--- Start Supplied material ---
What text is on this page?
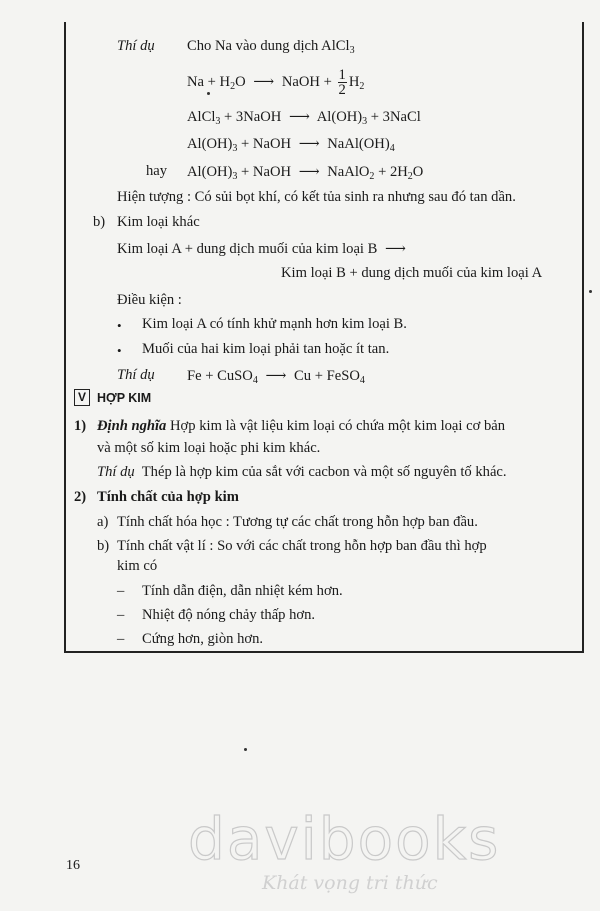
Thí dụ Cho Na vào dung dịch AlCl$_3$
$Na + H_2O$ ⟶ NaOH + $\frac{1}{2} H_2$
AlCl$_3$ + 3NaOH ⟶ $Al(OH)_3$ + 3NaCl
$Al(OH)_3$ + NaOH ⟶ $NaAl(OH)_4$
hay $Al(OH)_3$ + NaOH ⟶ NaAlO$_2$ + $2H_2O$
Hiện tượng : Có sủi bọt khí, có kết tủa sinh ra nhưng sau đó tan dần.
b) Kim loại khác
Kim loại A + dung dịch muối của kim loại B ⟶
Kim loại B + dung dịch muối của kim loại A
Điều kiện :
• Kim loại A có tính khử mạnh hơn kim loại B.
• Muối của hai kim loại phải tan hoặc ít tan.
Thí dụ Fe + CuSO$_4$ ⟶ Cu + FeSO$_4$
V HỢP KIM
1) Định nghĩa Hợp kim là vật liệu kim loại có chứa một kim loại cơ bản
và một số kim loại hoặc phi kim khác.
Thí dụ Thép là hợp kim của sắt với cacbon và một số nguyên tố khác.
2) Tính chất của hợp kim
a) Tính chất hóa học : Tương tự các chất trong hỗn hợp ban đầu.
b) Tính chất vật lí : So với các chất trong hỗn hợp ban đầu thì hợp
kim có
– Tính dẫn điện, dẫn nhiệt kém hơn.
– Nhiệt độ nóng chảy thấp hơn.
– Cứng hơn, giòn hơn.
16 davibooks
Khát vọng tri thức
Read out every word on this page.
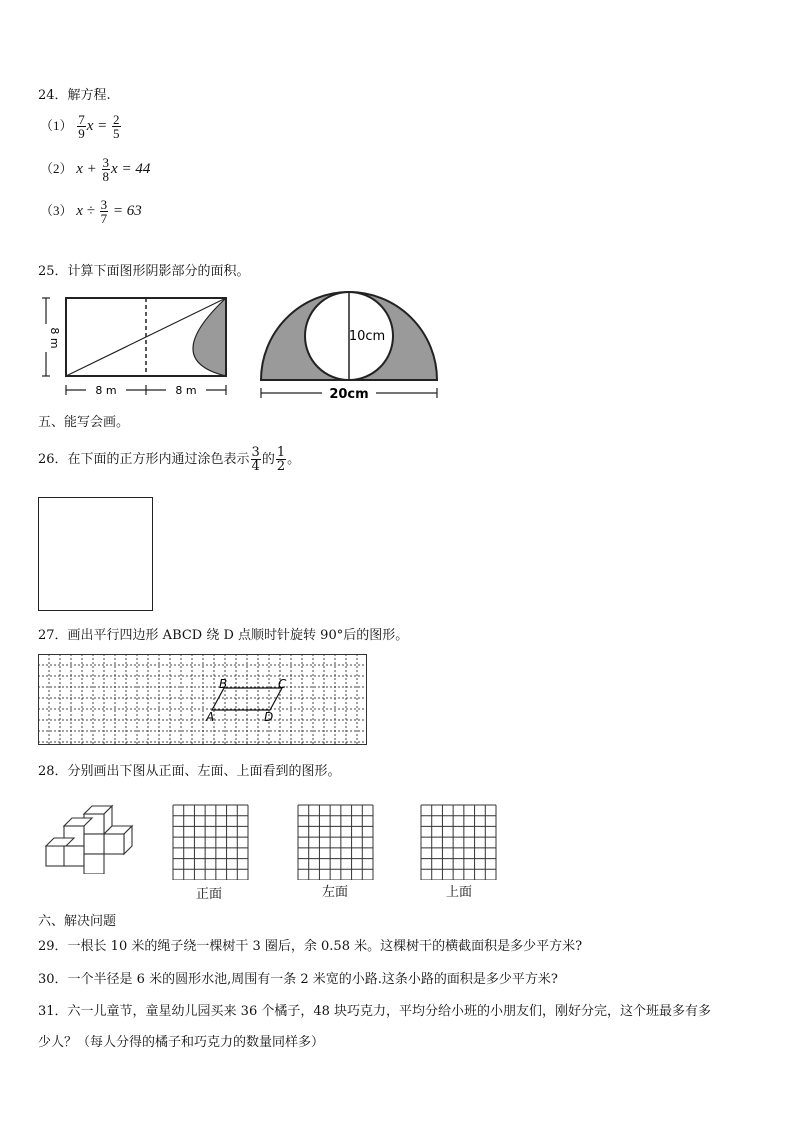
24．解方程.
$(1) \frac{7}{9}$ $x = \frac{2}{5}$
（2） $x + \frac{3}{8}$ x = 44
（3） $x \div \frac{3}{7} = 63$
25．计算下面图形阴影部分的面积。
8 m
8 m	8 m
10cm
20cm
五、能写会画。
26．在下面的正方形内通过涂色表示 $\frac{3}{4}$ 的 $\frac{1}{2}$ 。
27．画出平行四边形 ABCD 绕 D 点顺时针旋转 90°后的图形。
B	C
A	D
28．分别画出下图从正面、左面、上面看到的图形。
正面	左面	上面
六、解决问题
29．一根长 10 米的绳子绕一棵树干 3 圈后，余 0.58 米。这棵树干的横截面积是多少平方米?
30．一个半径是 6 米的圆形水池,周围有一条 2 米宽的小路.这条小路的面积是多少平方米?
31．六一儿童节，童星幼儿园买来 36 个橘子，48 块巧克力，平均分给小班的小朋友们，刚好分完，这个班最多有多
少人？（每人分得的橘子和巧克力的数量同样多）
--- End Supplied material ---
Begin with the line that contains "Read out every word on this page." and repeat every line through the end of the data, exactly and only those lines, leaving out the pictures.

Read out every word on this page.
24．解方程.
$(1) \frac{7}{9}$ $x = \frac{2}{5}$
（2） $x + \frac{3}{8}$ x = 44
（3） $x \div \frac{3}{7} = 63$
25．计算下面图形阴影部分的面积。
8 m
8 m	8 m
10cm
20cm
五、能写会画。
26．在下面的正方形内通过涂色表示 $\frac{3}{4}$ 的 $\frac{1}{2}$ 。
27．画出平行四边形 ABCD 绕 D 点顺时针旋转 90°后的图形。
B	C
A	D
28．分别画出下图从正面、左面、上面看到的图形。
正面	左面	上面
六、解决问题
29．一根长 10 米的绳子绕一棵树干 3 圈后，余 0.58 米。这棵树干的横截面积是多少平方米?
30．一个半径是 6 米的圆形水池,周围有一条 2 米宽的小路.这条小路的面积是多少平方米?
31．六一儿童节，童星幼儿园买来 36 个橘子，48 块巧克力，平均分给小班的小朋友们，刚好分完，这个班最多有多
少人？（每人分得的橘子和巧克力的数量同样多）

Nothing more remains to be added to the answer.